# [Goal of the exercise]
Select from the data all lines with the word "screenshot".

# [Dataset rows]
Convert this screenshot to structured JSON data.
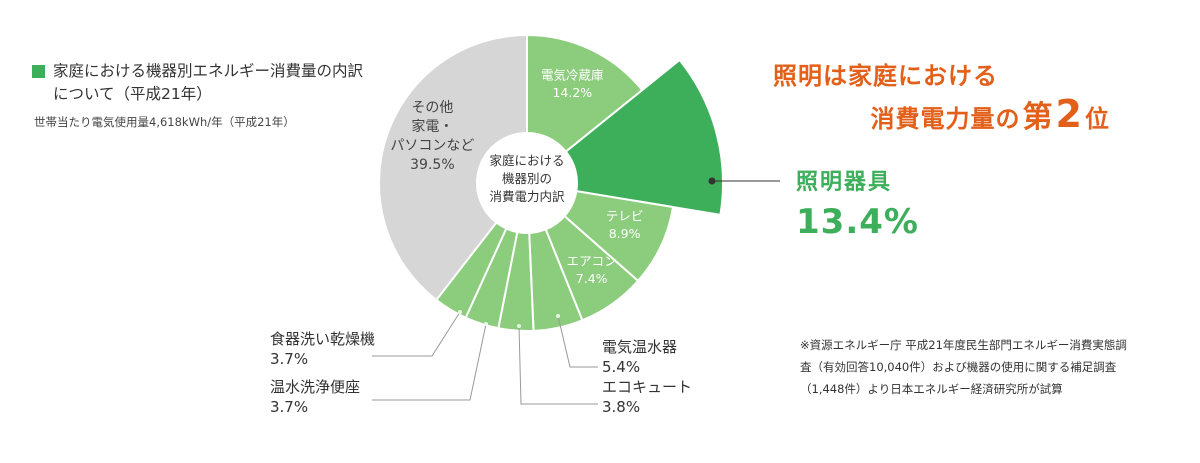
{
  "legend": {
    "title": "家庭における機器別エネルギー消費量の内訳について（平成21年）",
    "note": "世帯当たり電気使用量4,618kWh/年（平成21年）"
  },
  "headline": {
    "line1": "照明は家庭における",
    "line2_prefix": "消費電力量の",
    "line2_big": "第",
    "line2_num": "2",
    "line2_suffix": "位"
  },
  "highlight": {
    "label": "照明器具",
    "value": "13.4%"
  },
  "source": "※資源エネルギー庁 平成21年度民生部門エネルギー消費実態調査（有効回答10,040件）および機器の使用に関する補足調査（1,448件）より日本エネルギー経済研究所が試算",
  "colors": {
    "light_green": "#8ccd7d",
    "highlight_green": "#3dae5a",
    "gray": "#d6d6d6",
    "orange": "#e2601a"
  },
  "chart_data": {
    "type": "pie",
    "donut": true,
    "center_label": "家庭における\n機器別の\n消費電力内訳",
    "slices": [
      {
        "label": "電気冷蔵庫",
        "value": 14.2,
        "value_label": "14.2%",
        "color": "#8ccd7d"
      },
      {
        "label": "照明器具",
        "value": 13.4,
        "value_label": "13.4%",
        "color": "#3dae5a",
        "exploded": true
      },
      {
        "label": "テレビ",
        "value": 8.9,
        "value_label": "8.9%",
        "color": "#8ccd7d"
      },
      {
        "label": "エアコン",
        "value": 7.4,
        "value_label": "7.4%",
        "color": "#8ccd7d"
      },
      {
        "label": "電気温水器",
        "value": 5.4,
        "value_label": "5.4%",
        "color": "#8ccd7d"
      },
      {
        "label": "エコキュート",
        "value": 3.8,
        "value_label": "3.8%",
        "color": "#8ccd7d"
      },
      {
        "label": "温水洗浄便座",
        "value": 3.7,
        "value_label": "3.7%",
        "color": "#8ccd7d"
      },
      {
        "label": "食器洗い乾燥機",
        "value": 3.7,
        "value_label": "3.7%",
        "color": "#8ccd7d"
      },
      {
        "label": "その他\n家電・\nパソコンなど",
        "value": 39.5,
        "value_label": "39.5%",
        "color": "#d6d6d6"
      }
    ]
  }
}
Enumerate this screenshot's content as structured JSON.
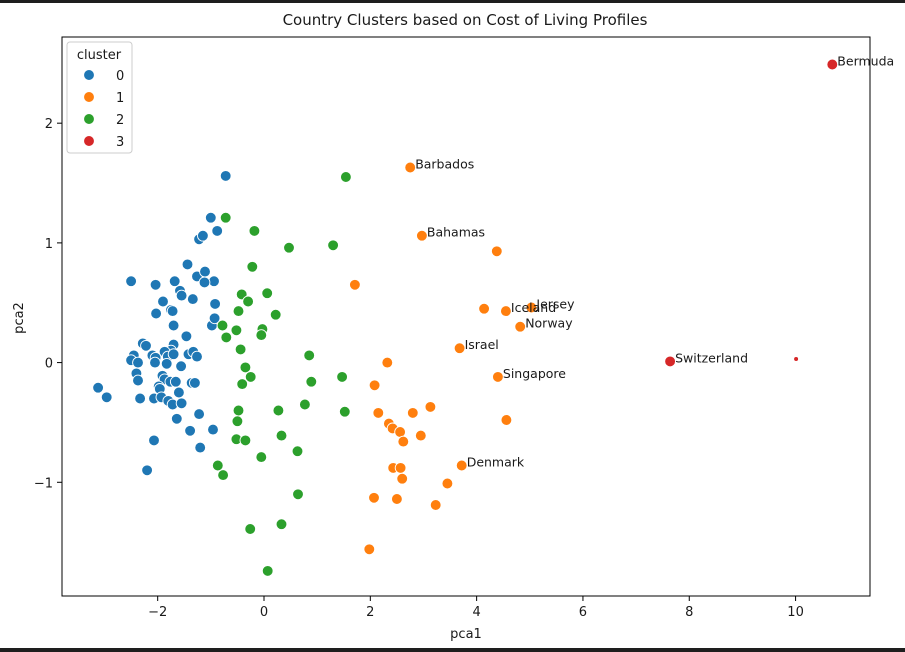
{
  "chart_data": {
    "type": "scatter",
    "title": "Country Clusters based on Cost of Living Profiles",
    "xlabel": "pca1",
    "ylabel": "pca2",
    "xlim": [
      -3.8,
      11.4
    ],
    "ylim": [
      -1.95,
      2.72
    ],
    "xticks": [
      {
        "v": -2,
        "label": "−2"
      },
      {
        "v": 0,
        "label": "0"
      },
      {
        "v": 2,
        "label": "2"
      },
      {
        "v": 4,
        "label": "4"
      },
      {
        "v": 6,
        "label": "6"
      },
      {
        "v": 8,
        "label": "8"
      },
      {
        "v": 10,
        "label": "10"
      }
    ],
    "yticks": [
      {
        "v": -1,
        "label": "−1"
      },
      {
        "v": 0,
        "label": "0"
      },
      {
        "v": 1,
        "label": "1"
      },
      {
        "v": 2,
        "label": "2"
      }
    ],
    "grid": false,
    "legend": {
      "title": "cluster",
      "position": "top-left",
      "entries": [
        {
          "label": "0",
          "color": "#1f77b4"
        },
        {
          "label": "1",
          "color": "#ff7f0e"
        },
        {
          "label": "2",
          "color": "#2ca02c"
        },
        {
          "label": "3",
          "color": "#d62728"
        }
      ]
    },
    "series": [
      {
        "name": "0",
        "color": "#1f77b4",
        "points": [
          [
            -0.72,
            1.56
          ],
          [
            -1.0,
            1.21
          ],
          [
            -0.88,
            1.1
          ],
          [
            -1.22,
            1.03
          ],
          [
            -1.15,
            1.06
          ],
          [
            -2.5,
            0.68
          ],
          [
            -2.04,
            0.65
          ],
          [
            -1.44,
            0.82
          ],
          [
            -1.26,
            0.72
          ],
          [
            -1.11,
            0.76
          ],
          [
            -0.94,
            0.68
          ],
          [
            -1.68,
            0.68
          ],
          [
            -1.12,
            0.67
          ],
          [
            -1.58,
            0.6
          ],
          [
            -1.55,
            0.56
          ],
          [
            -1.34,
            0.53
          ],
          [
            -1.9,
            0.51
          ],
          [
            -0.92,
            0.49
          ],
          [
            -1.75,
            0.44
          ],
          [
            -1.72,
            0.43
          ],
          [
            -2.03,
            0.41
          ],
          [
            -0.98,
            0.31
          ],
          [
            -0.93,
            0.37
          ],
          [
            -1.7,
            0.31
          ],
          [
            -1.46,
            0.22
          ],
          [
            -2.28,
            0.16
          ],
          [
            -2.22,
            0.14
          ],
          [
            -1.7,
            0.15
          ],
          [
            -1.75,
            0.1
          ],
          [
            -2.1,
            0.06
          ],
          [
            -1.87,
            0.09
          ],
          [
            -1.81,
            0.05
          ],
          [
            -1.42,
            0.07
          ],
          [
            -1.33,
            0.09
          ],
          [
            -1.26,
            0.05
          ],
          [
            -2.45,
            0.06
          ],
          [
            -2.5,
            0.02
          ],
          [
            -2.37,
            0.0
          ],
          [
            -2.04,
            0.04
          ],
          [
            -1.7,
            0.07
          ],
          [
            -2.05,
            0.0
          ],
          [
            -1.83,
            -0.01
          ],
          [
            -1.56,
            -0.03
          ],
          [
            -2.4,
            -0.09
          ],
          [
            -2.37,
            -0.15
          ],
          [
            -1.91,
            -0.11
          ],
          [
            -1.87,
            -0.14
          ],
          [
            -1.76,
            -0.16
          ],
          [
            -1.66,
            -0.16
          ],
          [
            -1.36,
            -0.17
          ],
          [
            -1.3,
            -0.17
          ],
          [
            -1.98,
            -0.2
          ],
          [
            -1.96,
            -0.22
          ],
          [
            -1.6,
            -0.25
          ],
          [
            -3.12,
            -0.21
          ],
          [
            -2.96,
            -0.29
          ],
          [
            -2.33,
            -0.3
          ],
          [
            -2.07,
            -0.3
          ],
          [
            -1.93,
            -0.29
          ],
          [
            -1.8,
            -0.32
          ],
          [
            -1.72,
            -0.35
          ],
          [
            -1.55,
            -0.34
          ],
          [
            -1.64,
            -0.47
          ],
          [
            -1.22,
            -0.43
          ],
          [
            -1.39,
            -0.57
          ],
          [
            -0.96,
            -0.56
          ],
          [
            -2.07,
            -0.65
          ],
          [
            -1.2,
            -0.71
          ],
          [
            -2.2,
            -0.9
          ]
        ]
      },
      {
        "name": "1",
        "color": "#ff7f0e",
        "points": [
          [
            2.75,
            1.63
          ],
          [
            2.97,
            1.06
          ],
          [
            4.38,
            0.93
          ],
          [
            1.71,
            0.65
          ],
          [
            4.14,
            0.45
          ],
          [
            4.55,
            0.43
          ],
          [
            5.03,
            0.46
          ],
          [
            4.82,
            0.3
          ],
          [
            3.68,
            0.12
          ],
          [
            2.32,
            0.0
          ],
          [
            4.4,
            -0.12
          ],
          [
            2.08,
            -0.19
          ],
          [
            3.13,
            -0.37
          ],
          [
            2.15,
            -0.42
          ],
          [
            2.8,
            -0.42
          ],
          [
            4.56,
            -0.48
          ],
          [
            2.35,
            -0.51
          ],
          [
            2.42,
            -0.55
          ],
          [
            2.56,
            -0.58
          ],
          [
            2.95,
            -0.61
          ],
          [
            2.62,
            -0.66
          ],
          [
            3.72,
            -0.86
          ],
          [
            2.43,
            -0.88
          ],
          [
            2.57,
            -0.88
          ],
          [
            2.6,
            -0.97
          ],
          [
            3.45,
            -1.01
          ],
          [
            2.07,
            -1.13
          ],
          [
            2.5,
            -1.14
          ],
          [
            3.23,
            -1.19
          ],
          [
            1.98,
            -1.56
          ]
        ]
      },
      {
        "name": "2",
        "color": "#2ca02c",
        "points": [
          [
            1.54,
            1.55
          ],
          [
            -0.72,
            1.21
          ],
          [
            -0.18,
            1.1
          ],
          [
            0.47,
            0.96
          ],
          [
            1.3,
            0.98
          ],
          [
            -0.22,
            0.8
          ],
          [
            -0.42,
            0.57
          ],
          [
            0.06,
            0.58
          ],
          [
            -0.3,
            0.51
          ],
          [
            -0.48,
            0.43
          ],
          [
            0.22,
            0.4
          ],
          [
            -0.78,
            0.31
          ],
          [
            -0.52,
            0.27
          ],
          [
            -0.03,
            0.28
          ],
          [
            -0.71,
            0.21
          ],
          [
            -0.05,
            0.23
          ],
          [
            -0.44,
            0.11
          ],
          [
            0.85,
            0.06
          ],
          [
            -0.35,
            -0.04
          ],
          [
            -0.25,
            -0.12
          ],
          [
            1.47,
            -0.12
          ],
          [
            0.89,
            -0.16
          ],
          [
            -0.41,
            -0.18
          ],
          [
            -0.48,
            -0.4
          ],
          [
            0.27,
            -0.4
          ],
          [
            1.52,
            -0.41
          ],
          [
            0.77,
            -0.35
          ],
          [
            -0.5,
            -0.49
          ],
          [
            -0.52,
            -0.64
          ],
          [
            -0.35,
            -0.65
          ],
          [
            0.33,
            -0.61
          ],
          [
            0.63,
            -0.74
          ],
          [
            -0.05,
            -0.79
          ],
          [
            -0.87,
            -0.86
          ],
          [
            -0.77,
            -0.94
          ],
          [
            0.64,
            -1.1
          ],
          [
            0.33,
            -1.35
          ],
          [
            -0.26,
            -1.39
          ],
          [
            0.07,
            -1.74
          ]
        ]
      },
      {
        "name": "3",
        "color": "#d62728",
        "points": [
          [
            10.69,
            2.49
          ],
          [
            7.64,
            0.01
          ],
          [
            10.01,
            0.03
          ]
        ]
      }
    ],
    "annotations": [
      {
        "text": "Bermuda",
        "x": 10.69,
        "y": 2.49
      },
      {
        "text": "Barbados",
        "x": 2.75,
        "y": 1.63
      },
      {
        "text": "Bahamas",
        "x": 2.97,
        "y": 1.06
      },
      {
        "text": "Jersey",
        "x": 5.03,
        "y": 0.46
      },
      {
        "text": "Iceland",
        "x": 4.55,
        "y": 0.43
      },
      {
        "text": "Norway",
        "x": 4.82,
        "y": 0.3
      },
      {
        "text": "Israel",
        "x": 3.68,
        "y": 0.12
      },
      {
        "text": "Switzerland",
        "x": 7.64,
        "y": 0.01
      },
      {
        "text": "Singapore",
        "x": 4.4,
        "y": -0.12
      },
      {
        "text": "Denmark",
        "x": 3.72,
        "y": -0.86
      }
    ]
  }
}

# [Task output]
Convert this screenshot to structured JSON data.
Enumerate this screenshot's content as structured JSON.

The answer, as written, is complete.